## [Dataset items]
* START *
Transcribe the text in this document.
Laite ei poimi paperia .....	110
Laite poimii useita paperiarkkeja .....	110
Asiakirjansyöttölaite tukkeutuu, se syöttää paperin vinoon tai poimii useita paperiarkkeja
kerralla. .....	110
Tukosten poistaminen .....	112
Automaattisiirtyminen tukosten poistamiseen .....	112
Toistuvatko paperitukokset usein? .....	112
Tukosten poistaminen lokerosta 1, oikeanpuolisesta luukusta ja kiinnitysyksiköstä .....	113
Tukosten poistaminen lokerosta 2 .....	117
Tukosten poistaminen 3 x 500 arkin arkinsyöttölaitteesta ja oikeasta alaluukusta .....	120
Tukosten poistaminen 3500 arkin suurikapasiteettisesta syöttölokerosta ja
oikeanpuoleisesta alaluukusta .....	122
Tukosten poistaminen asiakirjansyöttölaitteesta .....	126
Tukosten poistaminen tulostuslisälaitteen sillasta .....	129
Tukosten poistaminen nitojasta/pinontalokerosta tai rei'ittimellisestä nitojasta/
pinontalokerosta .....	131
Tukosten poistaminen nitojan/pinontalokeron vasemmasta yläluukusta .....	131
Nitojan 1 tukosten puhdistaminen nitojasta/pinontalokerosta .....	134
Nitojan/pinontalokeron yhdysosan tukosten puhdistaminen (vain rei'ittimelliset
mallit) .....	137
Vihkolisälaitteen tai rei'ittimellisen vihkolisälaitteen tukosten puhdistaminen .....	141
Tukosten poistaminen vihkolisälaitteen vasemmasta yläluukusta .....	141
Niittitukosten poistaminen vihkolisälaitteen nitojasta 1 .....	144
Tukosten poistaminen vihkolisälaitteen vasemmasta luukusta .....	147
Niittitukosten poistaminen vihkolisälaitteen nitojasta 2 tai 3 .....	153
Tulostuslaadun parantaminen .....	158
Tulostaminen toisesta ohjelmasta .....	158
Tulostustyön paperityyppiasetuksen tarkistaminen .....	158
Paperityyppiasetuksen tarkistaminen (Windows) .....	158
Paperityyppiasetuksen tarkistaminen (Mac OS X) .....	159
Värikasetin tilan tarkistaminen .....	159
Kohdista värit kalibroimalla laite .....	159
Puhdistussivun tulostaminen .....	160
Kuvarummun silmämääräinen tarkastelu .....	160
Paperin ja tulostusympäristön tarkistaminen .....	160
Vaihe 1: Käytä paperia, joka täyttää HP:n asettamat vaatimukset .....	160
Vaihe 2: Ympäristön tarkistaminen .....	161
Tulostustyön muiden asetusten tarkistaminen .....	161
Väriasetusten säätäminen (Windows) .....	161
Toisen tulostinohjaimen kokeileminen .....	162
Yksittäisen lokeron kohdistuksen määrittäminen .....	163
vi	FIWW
* END *
## [Given request]
Transcribe every entry exactly, omitting nothing.

## [Exercise solution]
Transcribe the text in this document.
Laite ei poimi paperia .....	110
Laite poimii useita paperiarkkeja .....	110
Asiakirjansyöttölaite tukkeutuu, se syöttää paperin vinoon tai poimii useita paperiarkkeja
kerralla. .....	110
Tukosten poistaminen .....	112
Automaattisiirtyminen tukosten poistamiseen .....	112
Toistuvatko paperitukokset usein? .....	112
Tukosten poistaminen lokerosta 1, oikeanpuolisesta luukusta ja kiinnitysyksiköstä .....	113
Tukosten poistaminen lokerosta 2 .....	117
Tukosten poistaminen 3 x 500 arkin arkinsyöttölaitteesta ja oikeasta alaluukusta .....	120
Tukosten poistaminen 3500 arkin suurikapasiteettisesta syöttölokerosta ja
oikeanpuoleisesta alaluukusta .....	122
Tukosten poistaminen asiakirjansyöttölaitteesta .....	126
Tukosten poistaminen tulostuslisälaitteen sillasta .....	129
Tukosten poistaminen nitojasta/pinontalokerosta tai rei'ittimellisestä nitojasta/
pinontalokerosta .....	131
Tukosten poistaminen nitojan/pinontalokeron vasemmasta yläluukusta .....	131
Nitojan 1 tukosten puhdistaminen nitojasta/pinontalokerosta .....	134
Nitojan/pinontalokeron yhdysosan tukosten puhdistaminen (vain rei'ittimelliset
mallit) .....	137
Vihkolisälaitteen tai rei'ittimellisen vihkolisälaitteen tukosten puhdistaminen .....	141
Tukosten poistaminen vihkolisälaitteen vasemmasta yläluukusta .....	141
Niittitukosten poistaminen vihkolisälaitteen nitojasta 1 .....	144
Tukosten poistaminen vihkolisälaitteen vasemmasta luukusta .....	147
Niittitukosten poistaminen vihkolisälaitteen nitojasta 2 tai 3 .....	153
Tulostuslaadun parantaminen .....	158
Tulostaminen toisesta ohjelmasta .....	158
Tulostustyön paperityyppiasetuksen tarkistaminen .....	158
Paperityyppiasetuksen tarkistaminen (Windows) .....	158
Paperityyppiasetuksen tarkistaminen (Mac OS X) .....	159
Värikasetin tilan tarkistaminen .....	159
Kohdista värit kalibroimalla laite .....	159
Puhdistussivun tulostaminen .....	160
Kuvarummun silmämääräinen tarkastelu .....	160
Paperin ja tulostusympäristön tarkistaminen .....	160
Vaihe 1: Käytä paperia, joka täyttää HP:n asettamat vaatimukset .....	160
Vaihe 2: Ympäristön tarkistaminen .....	161
Tulostustyön muiden asetusten tarkistaminen .....	161
Väriasetusten säätäminen (Windows) .....	161
Toisen tulostinohjaimen kokeileminen .....	162
Yksittäisen lokeron kohdistuksen määrittäminen .....	163
vi	FIWW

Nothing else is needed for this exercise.